→ Exercise directions
Return the full listing exactly as it is written.

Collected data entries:
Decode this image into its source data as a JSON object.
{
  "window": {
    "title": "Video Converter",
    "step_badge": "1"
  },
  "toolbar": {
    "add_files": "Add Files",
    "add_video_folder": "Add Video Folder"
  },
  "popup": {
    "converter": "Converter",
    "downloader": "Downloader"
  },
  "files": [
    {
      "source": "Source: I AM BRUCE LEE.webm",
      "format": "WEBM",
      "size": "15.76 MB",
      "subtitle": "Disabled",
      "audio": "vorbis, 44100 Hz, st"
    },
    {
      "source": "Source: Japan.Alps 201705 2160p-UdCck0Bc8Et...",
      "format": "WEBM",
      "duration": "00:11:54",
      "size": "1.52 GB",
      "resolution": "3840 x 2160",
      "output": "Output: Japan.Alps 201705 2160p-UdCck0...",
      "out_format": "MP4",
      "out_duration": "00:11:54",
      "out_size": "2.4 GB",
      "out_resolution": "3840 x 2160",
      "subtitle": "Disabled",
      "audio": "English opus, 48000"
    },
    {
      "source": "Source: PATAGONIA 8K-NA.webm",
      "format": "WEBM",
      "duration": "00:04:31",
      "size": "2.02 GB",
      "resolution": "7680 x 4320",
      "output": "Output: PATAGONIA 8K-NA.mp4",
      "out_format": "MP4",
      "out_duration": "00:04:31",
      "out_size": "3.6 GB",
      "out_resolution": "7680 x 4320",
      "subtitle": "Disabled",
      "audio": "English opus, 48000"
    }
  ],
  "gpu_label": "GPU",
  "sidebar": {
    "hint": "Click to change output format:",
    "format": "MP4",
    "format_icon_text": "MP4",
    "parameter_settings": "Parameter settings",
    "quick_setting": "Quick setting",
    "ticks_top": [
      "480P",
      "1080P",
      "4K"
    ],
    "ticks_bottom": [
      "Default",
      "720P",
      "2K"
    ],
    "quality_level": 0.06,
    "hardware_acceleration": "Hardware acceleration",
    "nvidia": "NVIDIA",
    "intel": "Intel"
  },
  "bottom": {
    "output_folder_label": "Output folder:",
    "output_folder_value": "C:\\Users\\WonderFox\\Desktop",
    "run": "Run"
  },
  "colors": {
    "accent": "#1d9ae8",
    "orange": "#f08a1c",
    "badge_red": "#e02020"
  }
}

→ Solution
Decode this image into its source data as a JSON object.
{
  "window": {
    "title": "Video Converter",
    "step_badge": "1"
  },
  "toolbar": {
    "add_files": "Add Files",
    "add_video_folder": "Add Video Folder"
  },
  "popup": {
    "converter": "Converter",
    "downloader": "Downloader"
  },
  "files": [
    {
      "source": "Source: I AM BRUCE LEE.webm",
      "format": "WEBM",
      "size": "15.76 MB",
      "subtitle": "Disabled",
      "audio": "vorbis, 44100 Hz, st"
    },
    {
      "source": "Source: Japan.Alps 201705 2160p-UdCck0Bc8Et...",
      "format": "WEBM",
      "duration": "00:11:54",
      "size": "1.52 GB",
      "resolution": "3840 x 2160",
      "output": "Output: Japan.Alps 201705 2160p-UdCck0...",
      "out_format": "MP4",
      "out_duration": "00:11:54",
      "out_size": "2.4 GB",
      "out_resolution": "3840 x 2160",
      "subtitle": "Disabled",
      "audio": "English opus, 48000"
    },
    {
      "source": "Source: PATAGONIA 8K-NA.webm",
      "format": "WEBM",
      "duration": "00:04:31",
      "size": "2.02 GB",
      "resolution": "7680 x 4320",
      "output": "Output: PATAGONIA 8K-NA.mp4",
      "out_format": "MP4",
      "out_duration": "00:04:31",
      "out_size": "3.6 GB",
      "out_resolution": "7680 x 4320",
      "subtitle": "Disabled",
      "audio": "English opus, 48000"
    }
  ],
  "gpu_label": "GPU",
  "sidebar": {
    "hint": "Click to change output format:",
    "format": "MP4",
    "format_icon_text": "MP4",
    "parameter_settings": "Parameter settings",
    "quick_setting": "Quick setting",
    "ticks_top": [
      "480P",
      "1080P",
      "4K"
    ],
    "ticks_bottom": [
      "Default",
      "720P",
      "2K"
    ],
    "quality_level": 0.06,
    "hardware_acceleration": "Hardware acceleration",
    "nvidia": "NVIDIA",
    "intel": "Intel"
  },
  "bottom": {
    "output_folder_label": "Output folder:",
    "output_folder_value": "C:\\Users\\WonderFox\\Desktop",
    "run": "Run"
  },
  "colors": {
    "accent": "#1d9ae8",
    "orange": "#f08a1c",
    "badge_red": "#e02020"
  }
}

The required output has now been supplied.